== WHAT YOU WILL DO ==
Transcribe the lines exactly, beginning with the one that contains "Parse this screenshot: output" and ending with the final line of the records. Do not transcribe pictures.

== RAW DATA ==
►
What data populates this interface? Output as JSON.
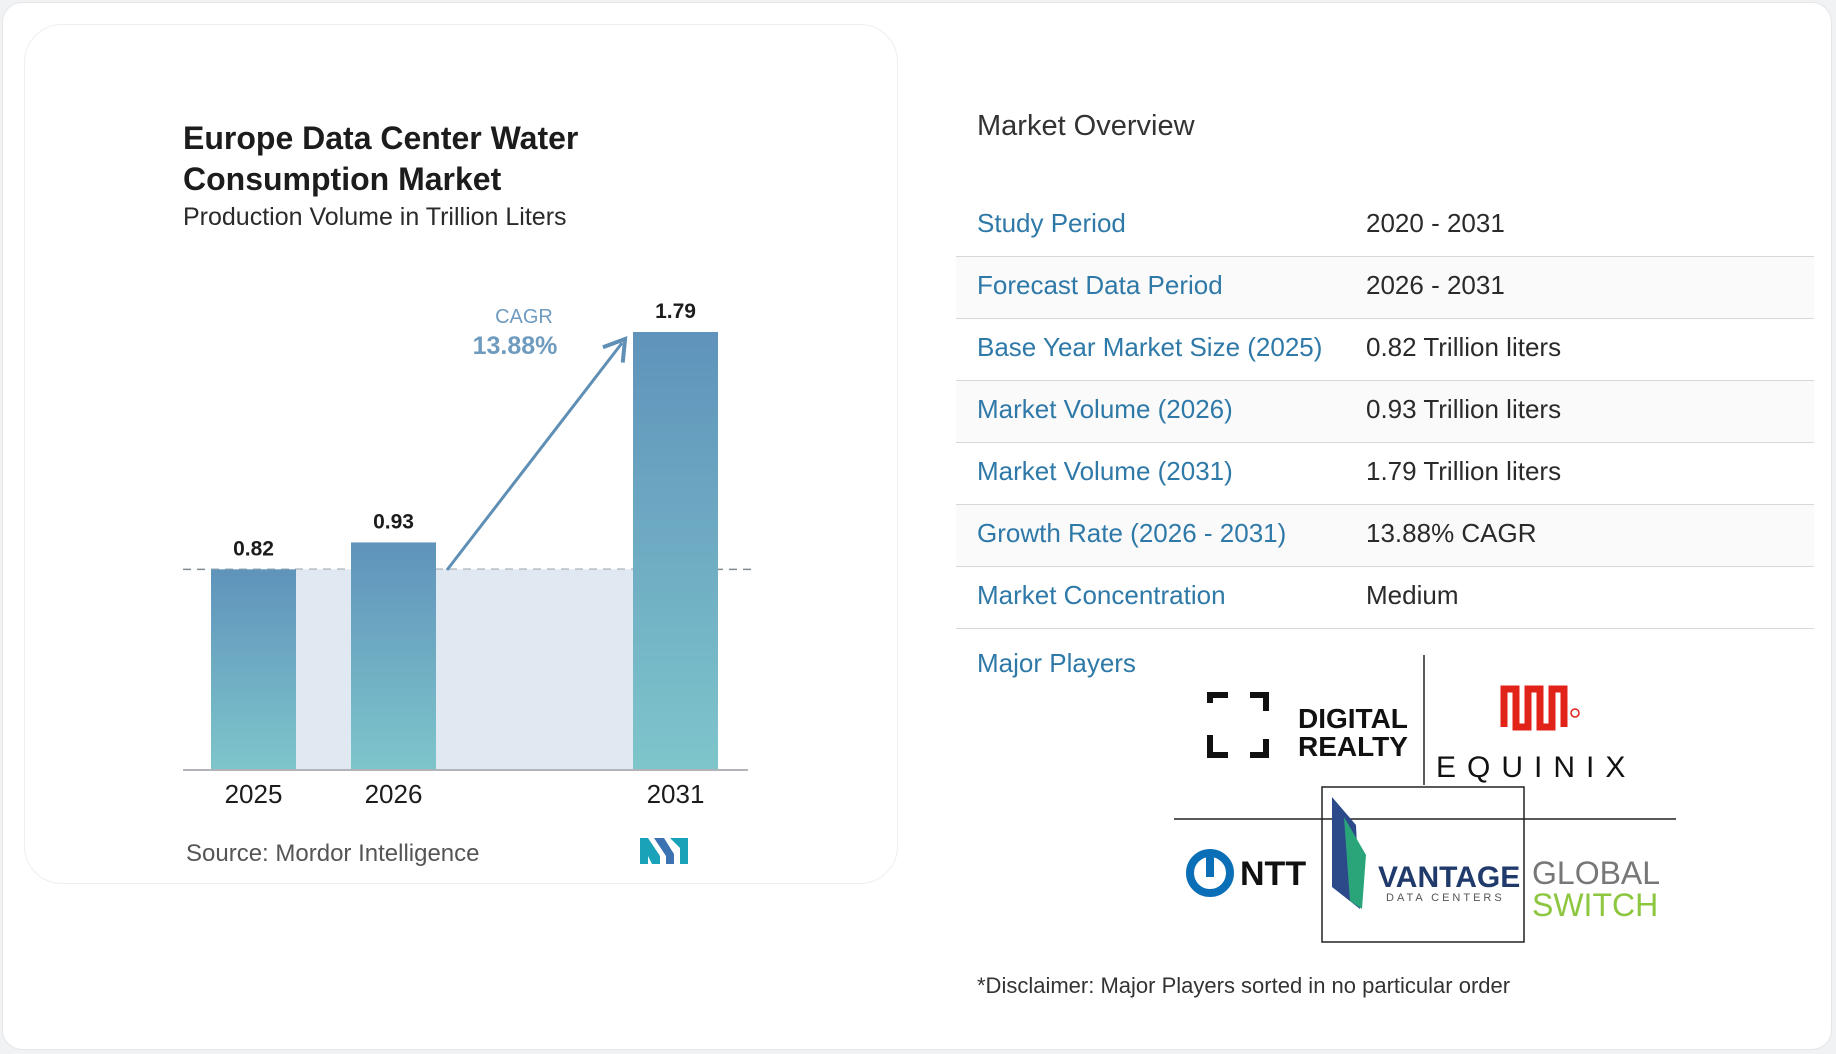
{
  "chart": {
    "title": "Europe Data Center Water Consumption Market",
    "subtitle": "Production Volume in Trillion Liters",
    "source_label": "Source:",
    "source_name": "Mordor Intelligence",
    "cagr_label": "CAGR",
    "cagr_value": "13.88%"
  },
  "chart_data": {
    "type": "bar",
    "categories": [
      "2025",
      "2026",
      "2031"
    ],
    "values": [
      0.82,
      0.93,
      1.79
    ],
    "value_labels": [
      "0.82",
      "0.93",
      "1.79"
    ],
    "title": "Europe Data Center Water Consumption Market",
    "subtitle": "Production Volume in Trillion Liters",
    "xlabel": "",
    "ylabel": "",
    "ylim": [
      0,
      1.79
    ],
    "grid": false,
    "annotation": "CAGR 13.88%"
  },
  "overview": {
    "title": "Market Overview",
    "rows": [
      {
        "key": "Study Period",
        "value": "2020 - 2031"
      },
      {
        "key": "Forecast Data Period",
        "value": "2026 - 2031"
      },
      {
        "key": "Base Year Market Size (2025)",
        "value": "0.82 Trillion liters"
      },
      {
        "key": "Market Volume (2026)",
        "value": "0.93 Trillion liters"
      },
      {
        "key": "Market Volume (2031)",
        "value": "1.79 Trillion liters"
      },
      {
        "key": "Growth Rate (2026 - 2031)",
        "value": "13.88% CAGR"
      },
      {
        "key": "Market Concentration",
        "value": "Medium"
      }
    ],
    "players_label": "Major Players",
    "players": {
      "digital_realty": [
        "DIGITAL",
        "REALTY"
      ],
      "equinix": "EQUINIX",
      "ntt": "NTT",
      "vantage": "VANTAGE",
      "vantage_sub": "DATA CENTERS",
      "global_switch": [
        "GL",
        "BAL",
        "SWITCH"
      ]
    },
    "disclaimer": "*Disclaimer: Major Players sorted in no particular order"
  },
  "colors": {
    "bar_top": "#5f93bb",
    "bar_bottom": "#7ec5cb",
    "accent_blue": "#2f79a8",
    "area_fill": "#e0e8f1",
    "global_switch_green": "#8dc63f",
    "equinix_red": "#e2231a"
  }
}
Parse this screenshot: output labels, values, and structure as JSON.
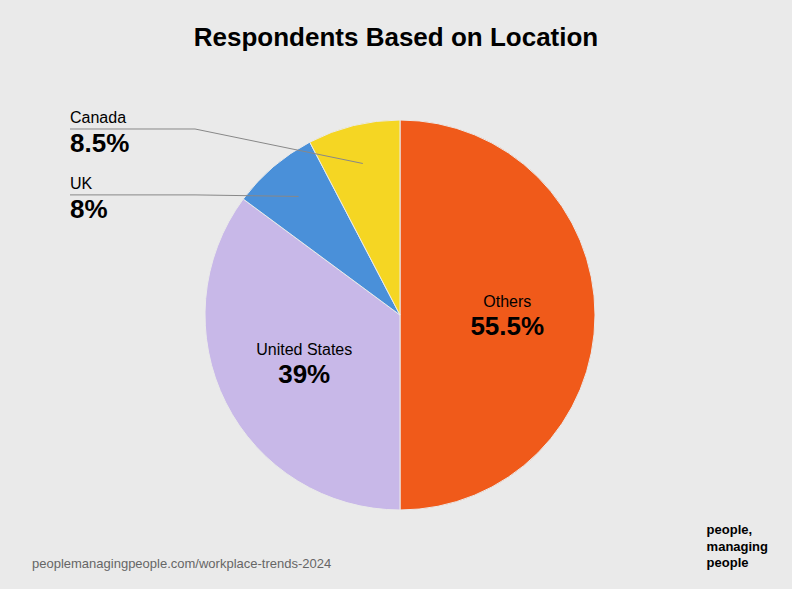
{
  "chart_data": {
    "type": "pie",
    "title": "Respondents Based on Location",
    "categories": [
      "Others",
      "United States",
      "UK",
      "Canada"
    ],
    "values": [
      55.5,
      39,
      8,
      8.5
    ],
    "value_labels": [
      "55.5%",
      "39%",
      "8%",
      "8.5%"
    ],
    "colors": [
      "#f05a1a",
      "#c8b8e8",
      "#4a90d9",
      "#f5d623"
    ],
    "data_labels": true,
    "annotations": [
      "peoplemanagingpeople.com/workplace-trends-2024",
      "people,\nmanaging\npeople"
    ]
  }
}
◄
== TASK RESPONSE ==
Parse this screenshot: output labels, values, and structure as JSON.
{
  "chart_data": {
    "type": "pie",
    "title": "Respondents Based on Location",
    "categories": [
      "Others",
      "United States",
      "UK",
      "Canada"
    ],
    "values": [
      55.5,
      39,
      8,
      8.5
    ],
    "value_labels": [
      "55.5%",
      "39%",
      "8%",
      "8.5%"
    ],
    "colors": [
      "#f05a1a",
      "#c8b8e8",
      "#4a90d9",
      "#f5d623"
    ],
    "data_labels": true,
    "annotations": [
      "peoplemanagingpeople.com/workplace-trends-2024",
      "people,\nmanaging\npeople"
    ]
  }
}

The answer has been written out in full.